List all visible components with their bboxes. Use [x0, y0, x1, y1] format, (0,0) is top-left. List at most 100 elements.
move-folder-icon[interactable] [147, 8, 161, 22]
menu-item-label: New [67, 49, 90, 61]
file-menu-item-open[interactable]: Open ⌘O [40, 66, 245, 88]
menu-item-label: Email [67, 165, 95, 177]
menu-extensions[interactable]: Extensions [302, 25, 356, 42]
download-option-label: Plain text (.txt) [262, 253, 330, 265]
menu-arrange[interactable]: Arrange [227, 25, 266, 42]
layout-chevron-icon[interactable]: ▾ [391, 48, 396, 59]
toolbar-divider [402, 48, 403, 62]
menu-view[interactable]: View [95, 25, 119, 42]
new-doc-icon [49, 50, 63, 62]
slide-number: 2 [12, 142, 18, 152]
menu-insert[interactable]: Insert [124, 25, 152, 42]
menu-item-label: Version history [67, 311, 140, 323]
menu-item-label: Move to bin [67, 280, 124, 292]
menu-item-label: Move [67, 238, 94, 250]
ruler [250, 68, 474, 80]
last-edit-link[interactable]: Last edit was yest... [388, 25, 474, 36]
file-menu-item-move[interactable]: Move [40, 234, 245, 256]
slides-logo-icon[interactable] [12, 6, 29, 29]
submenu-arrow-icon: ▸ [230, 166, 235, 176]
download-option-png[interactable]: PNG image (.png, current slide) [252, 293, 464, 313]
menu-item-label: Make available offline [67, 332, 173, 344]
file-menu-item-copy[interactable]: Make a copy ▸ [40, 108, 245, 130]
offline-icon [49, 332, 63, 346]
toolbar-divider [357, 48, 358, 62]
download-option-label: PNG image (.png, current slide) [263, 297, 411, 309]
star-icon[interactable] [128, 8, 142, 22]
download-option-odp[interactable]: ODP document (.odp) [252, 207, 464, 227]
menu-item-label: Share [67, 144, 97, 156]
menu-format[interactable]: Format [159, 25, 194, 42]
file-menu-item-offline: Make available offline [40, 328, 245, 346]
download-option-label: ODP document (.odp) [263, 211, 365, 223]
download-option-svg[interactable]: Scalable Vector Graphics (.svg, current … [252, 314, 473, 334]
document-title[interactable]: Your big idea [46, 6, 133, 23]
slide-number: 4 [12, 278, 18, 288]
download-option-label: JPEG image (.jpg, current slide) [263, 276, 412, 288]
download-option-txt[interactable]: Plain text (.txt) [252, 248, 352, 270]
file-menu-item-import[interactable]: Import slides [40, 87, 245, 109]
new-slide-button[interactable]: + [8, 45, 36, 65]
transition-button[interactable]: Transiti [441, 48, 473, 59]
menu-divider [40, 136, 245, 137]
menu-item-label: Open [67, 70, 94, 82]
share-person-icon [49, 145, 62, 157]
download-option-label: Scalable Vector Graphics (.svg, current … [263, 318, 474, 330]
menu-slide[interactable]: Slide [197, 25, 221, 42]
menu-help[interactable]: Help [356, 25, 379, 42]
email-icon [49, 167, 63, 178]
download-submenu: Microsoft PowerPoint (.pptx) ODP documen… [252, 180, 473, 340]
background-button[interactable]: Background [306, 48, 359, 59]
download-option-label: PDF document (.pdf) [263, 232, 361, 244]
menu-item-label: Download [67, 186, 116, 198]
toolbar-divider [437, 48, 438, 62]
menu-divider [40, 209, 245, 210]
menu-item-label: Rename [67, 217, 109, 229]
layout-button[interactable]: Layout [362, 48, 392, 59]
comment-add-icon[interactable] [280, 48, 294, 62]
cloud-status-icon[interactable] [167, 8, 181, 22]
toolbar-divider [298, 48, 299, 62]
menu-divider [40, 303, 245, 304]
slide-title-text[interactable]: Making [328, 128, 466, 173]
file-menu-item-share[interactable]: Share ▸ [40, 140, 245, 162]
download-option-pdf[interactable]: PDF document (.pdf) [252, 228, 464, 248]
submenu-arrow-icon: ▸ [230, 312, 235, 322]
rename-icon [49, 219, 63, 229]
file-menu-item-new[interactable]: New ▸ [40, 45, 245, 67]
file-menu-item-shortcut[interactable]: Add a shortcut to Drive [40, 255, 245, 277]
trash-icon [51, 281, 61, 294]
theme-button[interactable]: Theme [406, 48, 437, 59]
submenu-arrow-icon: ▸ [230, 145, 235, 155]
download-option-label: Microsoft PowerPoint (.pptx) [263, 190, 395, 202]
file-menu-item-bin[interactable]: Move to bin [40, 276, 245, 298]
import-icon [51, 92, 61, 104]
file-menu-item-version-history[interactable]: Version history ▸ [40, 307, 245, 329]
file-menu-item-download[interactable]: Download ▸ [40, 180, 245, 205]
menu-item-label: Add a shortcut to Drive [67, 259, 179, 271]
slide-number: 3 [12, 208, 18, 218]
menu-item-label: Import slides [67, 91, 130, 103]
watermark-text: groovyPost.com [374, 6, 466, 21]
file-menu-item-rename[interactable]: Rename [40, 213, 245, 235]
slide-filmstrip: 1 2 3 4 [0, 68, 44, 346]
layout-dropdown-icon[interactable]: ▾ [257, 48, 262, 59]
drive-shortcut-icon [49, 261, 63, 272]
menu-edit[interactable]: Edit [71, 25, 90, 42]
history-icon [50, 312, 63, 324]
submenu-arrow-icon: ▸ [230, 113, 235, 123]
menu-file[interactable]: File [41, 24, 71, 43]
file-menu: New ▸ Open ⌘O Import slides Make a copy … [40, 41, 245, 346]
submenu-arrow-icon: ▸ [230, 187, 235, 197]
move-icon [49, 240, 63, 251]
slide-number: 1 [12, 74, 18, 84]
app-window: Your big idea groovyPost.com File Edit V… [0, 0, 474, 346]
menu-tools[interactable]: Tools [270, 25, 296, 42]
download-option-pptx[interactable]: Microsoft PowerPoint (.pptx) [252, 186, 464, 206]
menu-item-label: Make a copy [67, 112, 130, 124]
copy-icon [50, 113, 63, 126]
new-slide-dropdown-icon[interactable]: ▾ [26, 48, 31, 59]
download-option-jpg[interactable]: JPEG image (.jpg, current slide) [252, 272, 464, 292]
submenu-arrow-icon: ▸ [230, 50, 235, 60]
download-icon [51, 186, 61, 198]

▸ The request
Reproduce the material above with every occurrence of "toolbar-divider" changed to "toolbar-separator", leaving all other text unaltered.

▸ The solution
List all visible components with their bboxes. Use [x0, y0, x1, y1] format, (0,0) is top-left. List at most 100 elements.
move-folder-icon[interactable] [147, 8, 161, 22]
menu-item-label: New [67, 49, 90, 61]
file-menu-item-open[interactable]: Open ⌘O [40, 66, 245, 88]
menu-item-label: Email [67, 165, 95, 177]
menu-extensions[interactable]: Extensions [302, 25, 356, 42]
download-option-label: Plain text (.txt) [262, 253, 330, 265]
menu-arrange[interactable]: Arrange [227, 25, 266, 42]
layout-chevron-icon[interactable]: ▾ [391, 48, 396, 59]
toolbar-separator [402, 48, 403, 62]
menu-view[interactable]: View [95, 25, 119, 42]
new-doc-icon [49, 50, 63, 62]
slide-number: 2 [12, 142, 18, 152]
menu-insert[interactable]: Insert [124, 25, 152, 42]
menu-item-label: Version history [67, 311, 140, 323]
menu-item-label: Move to bin [67, 280, 124, 292]
menu-item-label: Move [67, 238, 94, 250]
ruler [250, 68, 474, 80]
last-edit-link[interactable]: Last edit was yest... [388, 25, 474, 36]
file-menu-item-move[interactable]: Move [40, 234, 245, 256]
slides-logo-icon[interactable] [12, 6, 29, 29]
submenu-arrow-icon: ▸ [230, 166, 235, 176]
download-option-png[interactable]: PNG image (.png, current slide) [252, 293, 464, 313]
menu-item-label: Make available offline [67, 332, 173, 344]
file-menu-item-copy[interactable]: Make a copy ▸ [40, 108, 245, 130]
offline-icon [49, 332, 63, 346]
toolbar-separator [357, 48, 358, 62]
download-option-label: PNG image (.png, current slide) [263, 297, 411, 309]
star-icon[interactable] [128, 8, 142, 22]
download-option-odp[interactable]: ODP document (.odp) [252, 207, 464, 227]
menu-item-label: Share [67, 144, 97, 156]
menu-format[interactable]: Format [159, 25, 194, 42]
file-menu-item-offline: Make available offline [40, 328, 245, 346]
download-option-label: ODP document (.odp) [263, 211, 365, 223]
download-option-svg[interactable]: Scalable Vector Graphics (.svg, current … [252, 314, 473, 334]
document-title[interactable]: Your big idea [46, 6, 133, 23]
slide-number: 4 [12, 278, 18, 288]
download-option-label: JPEG image (.jpg, current slide) [263, 276, 412, 288]
download-option-txt[interactable]: Plain text (.txt) [252, 248, 352, 270]
file-menu-item-import[interactable]: Import slides [40, 87, 245, 109]
new-slide-button[interactable]: + [8, 45, 36, 65]
transition-button[interactable]: Transiti [441, 48, 473, 59]
menu-divider [40, 136, 245, 137]
menu-item-label: Open [67, 70, 94, 82]
share-person-icon [49, 145, 62, 157]
download-option-label: Scalable Vector Graphics (.svg, current … [263, 318, 474, 330]
menu-slide[interactable]: Slide [197, 25, 221, 42]
menu-help[interactable]: Help [356, 25, 379, 42]
email-icon [49, 167, 63, 178]
download-submenu: Microsoft PowerPoint (.pptx) ODP documen… [252, 180, 473, 340]
background-button[interactable]: Background [306, 48, 359, 59]
download-option-label: PDF document (.pdf) [263, 232, 361, 244]
menu-item-label: Download [67, 186, 116, 198]
toolbar-separator [437, 48, 438, 62]
menu-divider [40, 209, 245, 210]
menu-item-label: Rename [67, 217, 109, 229]
layout-button[interactable]: Layout [362, 48, 392, 59]
comment-add-icon[interactable] [280, 48, 294, 62]
cloud-status-icon[interactable] [167, 8, 181, 22]
toolbar-separator [298, 48, 299, 62]
menu-divider [40, 303, 245, 304]
slide-title-text[interactable]: Making [328, 128, 466, 173]
file-menu-item-share[interactable]: Share ▸ [40, 140, 245, 162]
download-option-pdf[interactable]: PDF document (.pdf) [252, 228, 464, 248]
submenu-arrow-icon: ▸ [230, 312, 235, 322]
rename-icon [49, 219, 63, 229]
file-menu-item-new[interactable]: New ▸ [40, 45, 245, 67]
file-menu-item-shortcut[interactable]: Add a shortcut to Drive [40, 255, 245, 277]
trash-icon [51, 281, 61, 294]
theme-button[interactable]: Theme [406, 48, 437, 59]
submenu-arrow-icon: ▸ [230, 145, 235, 155]
download-option-label: Microsoft PowerPoint (.pptx) [263, 190, 395, 202]
file-menu-item-bin[interactable]: Move to bin [40, 276, 245, 298]
import-icon [51, 92, 61, 104]
file-menu-item-version-history[interactable]: Version history ▸ [40, 307, 245, 329]
file-menu-item-download[interactable]: Download ▸ [40, 180, 245, 205]
menu-item-label: Add a shortcut to Drive [67, 259, 179, 271]
slide-number: 3 [12, 208, 18, 218]
menu-item-label: Import slides [67, 91, 130, 103]
watermark-text: groovyPost.com [374, 6, 466, 21]
file-menu-item-rename[interactable]: Rename [40, 213, 245, 235]
slide-filmstrip: 1 2 3 4 [0, 68, 44, 346]
layout-dropdown-icon[interactable]: ▾ [257, 48, 262, 59]
drive-shortcut-icon [49, 261, 63, 272]
menu-edit[interactable]: Edit [71, 25, 90, 42]
history-icon [50, 312, 63, 324]
submenu-arrow-icon: ▸ [230, 113, 235, 123]
menu-file[interactable]: File [41, 24, 71, 43]
file-menu: New ▸ Open ⌘O Import slides Make a copy … [40, 41, 245, 346]
submenu-arrow-icon: ▸ [230, 187, 235, 197]
move-icon [49, 240, 63, 251]
slide-number: 1 [12, 74, 18, 84]
app-window: Your big idea groovyPost.com File Edit V… [0, 0, 474, 346]
menu-tools[interactable]: Tools [270, 25, 296, 42]
download-option-pptx[interactable]: Microsoft PowerPoint (.pptx) [252, 186, 464, 206]
menu-item-label: Make a copy [67, 112, 130, 124]
copy-icon [50, 113, 63, 126]
new-slide-dropdown-icon[interactable]: ▾ [26, 48, 31, 59]
download-option-jpg[interactable]: JPEG image (.jpg, current slide) [252, 272, 464, 292]
submenu-arrow-icon: ▸ [230, 50, 235, 60]
download-icon [51, 186, 61, 198]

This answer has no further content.